--- 文本节选 ---

[SaltStack] salt-minion启动流程

SaltStack源码阅读

前面理了下salt-master的启动流程, 这次来看看salt-minion的启动流程.

启动salt-minion方法:

/etc/init.d/salt-minion start

看看/etc/init.d/salt-master逻辑:

$ cat /etc/init.d/salt-master

SALTMINION=/usr/bin/salt-minion
PYTHON=/usr/bin/python
MINION_ARGS=""
	
start() {
	echo -n $"Starting salt-minion daemon: "
	if [ -f $SUSE_RELEASE ]; then
		startproc -f -p /var/run/$SERVICE.pid $SALTMINION -d $MINION_ARGS
		rc_status -v
	elif [ -e $DEBIAN_VERSION ]; then
		if [ -f $LOCKFILE ]; then
			echo -n "already started, lock file found"
			RETVAL=1
		elif $PYTHON $SALTMINION -d $MINION_ARGS >& /dev/null; then
			echo -n "OK"
			RETVAL=0
		fi
	else
		if [[ ! -z "$(pidofproc -p /var/run/$SERVICE.pid $PROCESS)" ]]; then
			RETVAL=$?
			echo -n "already running"
		else
			daemon --check $SERVICE $SALTMINION -d $MINION_ARGS
		fi
	fi
	RETVAL=$?
	echo
	return $RETVAL
}		

继续看看/usr/bin/salt-minion:

$ cat /usr/bin/salt-master

#!/usr/bin/python
'''
This script is used to kick off a salt minion daemon
'''

from salt.scripts import salt_minion
from multiprocessing import freeze_support


if __name__ == '__main__':
	# This handles the bootstrapping code that is included with frozen
	# scripts. It is a no-op on unfrozen code.

---

→ **任务要求**
1 – 根据salt-minion启动流程一文，启动salt-minion使用哪条命令？
2 – 请输出salt-minion启动流程一文中从“#!/usr/bin/python”到“on unfrozen code.”的这一段原文。

--- 所示数据行 ---

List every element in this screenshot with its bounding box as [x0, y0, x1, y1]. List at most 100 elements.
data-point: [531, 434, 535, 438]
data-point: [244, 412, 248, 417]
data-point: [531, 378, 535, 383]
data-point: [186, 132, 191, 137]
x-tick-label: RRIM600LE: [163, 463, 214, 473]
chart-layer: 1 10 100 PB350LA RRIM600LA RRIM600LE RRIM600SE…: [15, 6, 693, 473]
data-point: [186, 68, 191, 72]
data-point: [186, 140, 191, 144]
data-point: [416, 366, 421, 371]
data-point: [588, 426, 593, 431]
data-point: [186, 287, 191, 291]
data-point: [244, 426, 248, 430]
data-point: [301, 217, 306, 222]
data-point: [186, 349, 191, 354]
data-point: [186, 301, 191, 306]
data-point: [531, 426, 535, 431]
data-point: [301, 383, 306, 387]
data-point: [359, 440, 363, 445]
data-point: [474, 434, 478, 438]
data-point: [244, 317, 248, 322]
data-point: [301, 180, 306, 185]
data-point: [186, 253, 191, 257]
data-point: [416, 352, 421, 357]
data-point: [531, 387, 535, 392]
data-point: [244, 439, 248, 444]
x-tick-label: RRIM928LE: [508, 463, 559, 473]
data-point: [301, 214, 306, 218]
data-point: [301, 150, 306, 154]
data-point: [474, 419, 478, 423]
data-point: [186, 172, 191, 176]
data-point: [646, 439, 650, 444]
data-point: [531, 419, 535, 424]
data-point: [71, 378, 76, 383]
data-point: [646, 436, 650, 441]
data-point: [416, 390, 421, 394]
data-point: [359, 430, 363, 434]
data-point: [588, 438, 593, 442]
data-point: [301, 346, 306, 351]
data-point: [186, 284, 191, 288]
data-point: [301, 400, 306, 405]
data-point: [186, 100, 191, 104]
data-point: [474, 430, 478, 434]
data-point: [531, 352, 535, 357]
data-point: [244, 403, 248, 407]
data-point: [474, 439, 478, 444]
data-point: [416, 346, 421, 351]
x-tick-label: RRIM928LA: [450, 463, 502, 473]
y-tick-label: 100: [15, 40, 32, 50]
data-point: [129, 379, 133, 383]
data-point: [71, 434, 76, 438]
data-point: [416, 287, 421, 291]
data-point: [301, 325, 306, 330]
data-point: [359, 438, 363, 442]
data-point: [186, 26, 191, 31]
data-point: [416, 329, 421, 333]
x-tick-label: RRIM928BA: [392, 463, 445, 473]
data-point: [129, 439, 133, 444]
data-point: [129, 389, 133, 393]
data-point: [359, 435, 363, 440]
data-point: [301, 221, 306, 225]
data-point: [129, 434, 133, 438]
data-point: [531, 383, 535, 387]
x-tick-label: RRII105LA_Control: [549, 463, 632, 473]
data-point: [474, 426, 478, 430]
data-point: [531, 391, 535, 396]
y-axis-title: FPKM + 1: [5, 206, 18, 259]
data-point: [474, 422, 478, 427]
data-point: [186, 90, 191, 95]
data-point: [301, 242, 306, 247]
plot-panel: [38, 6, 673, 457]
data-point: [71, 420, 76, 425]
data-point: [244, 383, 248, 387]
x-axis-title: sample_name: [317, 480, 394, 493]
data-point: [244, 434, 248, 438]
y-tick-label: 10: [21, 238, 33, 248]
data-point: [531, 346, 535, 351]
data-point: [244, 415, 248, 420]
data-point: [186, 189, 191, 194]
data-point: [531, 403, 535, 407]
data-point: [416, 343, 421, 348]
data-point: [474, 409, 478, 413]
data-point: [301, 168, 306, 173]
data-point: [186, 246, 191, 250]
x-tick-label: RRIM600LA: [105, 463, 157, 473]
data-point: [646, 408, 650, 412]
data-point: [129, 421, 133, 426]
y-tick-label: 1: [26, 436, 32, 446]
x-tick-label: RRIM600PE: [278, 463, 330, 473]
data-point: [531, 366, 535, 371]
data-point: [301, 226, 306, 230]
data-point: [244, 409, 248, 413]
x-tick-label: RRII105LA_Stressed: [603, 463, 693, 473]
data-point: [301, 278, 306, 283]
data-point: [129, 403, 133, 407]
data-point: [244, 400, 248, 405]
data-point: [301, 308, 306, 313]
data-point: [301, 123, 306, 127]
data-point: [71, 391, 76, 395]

---

→ **任务答案**
1 – /etc/init.d/salt-minion start

2 –
#!/usr/bin/python
'''
This script is used to kick off a salt minion daemon
'''

from salt.scripts import salt_minion
from multiprocessing import freeze_support


if __name__ == '__main__':
	# This handles the bootstrapping code that is included with frozen
	# scripts. It is a no-op on unfrozen code.